start Stored rows
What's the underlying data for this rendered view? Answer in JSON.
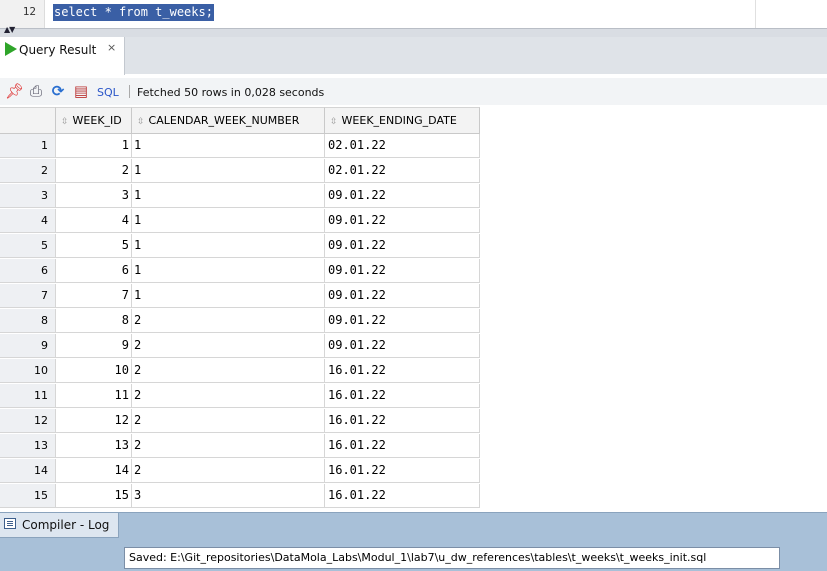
{
  "editor": {
    "line_number": "12",
    "code": "select * from t_weeks;"
  },
  "result_tab": {
    "label": "Query Result",
    "close_glyph": "×"
  },
  "toolbar": {
    "icons": [
      "pin-icon",
      "print-icon",
      "refresh-icon",
      "sql-file-icon"
    ],
    "sql_link": "SQL",
    "separator": "|",
    "fetched_text": "Fetched 50 rows in 0,028 seconds"
  },
  "grid": {
    "columns": [
      "WEEK_ID",
      "CALENDAR_WEEK_NUMBER",
      "WEEK_ENDING_DATE"
    ],
    "rows": [
      [
        "1",
        "1",
        "1",
        "02.01.22"
      ],
      [
        "2",
        "2",
        "1",
        "02.01.22"
      ],
      [
        "3",
        "3",
        "1",
        "09.01.22"
      ],
      [
        "4",
        "4",
        "1",
        "09.01.22"
      ],
      [
        "5",
        "5",
        "1",
        "09.01.22"
      ],
      [
        "6",
        "6",
        "1",
        "09.01.22"
      ],
      [
        "7",
        "7",
        "1",
        "09.01.22"
      ],
      [
        "8",
        "8",
        "2",
        "09.01.22"
      ],
      [
        "9",
        "9",
        "2",
        "09.01.22"
      ],
      [
        "10",
        "10",
        "2",
        "16.01.22"
      ],
      [
        "11",
        "11",
        "2",
        "16.01.22"
      ],
      [
        "12",
        "12",
        "2",
        "16.01.22"
      ],
      [
        "13",
        "13",
        "2",
        "16.01.22"
      ],
      [
        "14",
        "14",
        "2",
        "16.01.22"
      ],
      [
        "15",
        "15",
        "3",
        "16.01.22"
      ]
    ]
  },
  "bottom_panel": {
    "log_tab_label": "Compiler - Log",
    "status": "Saved: E:\\Git_repositories\\DataMola_Labs\\Modul_1\\lab7\\u_dw_references\\tables\\t_weeks\\t_weeks_init.sql"
  },
  "colors": {
    "selection": "#3a5fa5",
    "run_icon": "#2fa52a",
    "panel": "#a8c0d8"
  }
}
end Stored rows
Set task:
Omit the pictures. Transcribe every record exactly.

Written solution:
What's the underlying data for this rendered view? Answer in JSON.
{
  "editor": {
    "line_number": "12",
    "code": "select * from t_weeks;"
  },
  "result_tab": {
    "label": "Query Result",
    "close_glyph": "×"
  },
  "toolbar": {
    "icons": [
      "pin-icon",
      "print-icon",
      "refresh-icon",
      "sql-file-icon"
    ],
    "sql_link": "SQL",
    "separator": "|",
    "fetched_text": "Fetched 50 rows in 0,028 seconds"
  },
  "grid": {
    "columns": [
      "WEEK_ID",
      "CALENDAR_WEEK_NUMBER",
      "WEEK_ENDING_DATE"
    ],
    "rows": [
      [
        "1",
        "1",
        "1",
        "02.01.22"
      ],
      [
        "2",
        "2",
        "1",
        "02.01.22"
      ],
      [
        "3",
        "3",
        "1",
        "09.01.22"
      ],
      [
        "4",
        "4",
        "1",
        "09.01.22"
      ],
      [
        "5",
        "5",
        "1",
        "09.01.22"
      ],
      [
        "6",
        "6",
        "1",
        "09.01.22"
      ],
      [
        "7",
        "7",
        "1",
        "09.01.22"
      ],
      [
        "8",
        "8",
        "2",
        "09.01.22"
      ],
      [
        "9",
        "9",
        "2",
        "09.01.22"
      ],
      [
        "10",
        "10",
        "2",
        "16.01.22"
      ],
      [
        "11",
        "11",
        "2",
        "16.01.22"
      ],
      [
        "12",
        "12",
        "2",
        "16.01.22"
      ],
      [
        "13",
        "13",
        "2",
        "16.01.22"
      ],
      [
        "14",
        "14",
        "2",
        "16.01.22"
      ],
      [
        "15",
        "15",
        "3",
        "16.01.22"
      ]
    ]
  },
  "bottom_panel": {
    "log_tab_label": "Compiler - Log",
    "status": "Saved: E:\\Git_repositories\\DataMola_Labs\\Modul_1\\lab7\\u_dw_references\\tables\\t_weeks\\t_weeks_init.sql"
  },
  "colors": {
    "selection": "#3a5fa5",
    "run_icon": "#2fa52a",
    "panel": "#a8c0d8"
  }
}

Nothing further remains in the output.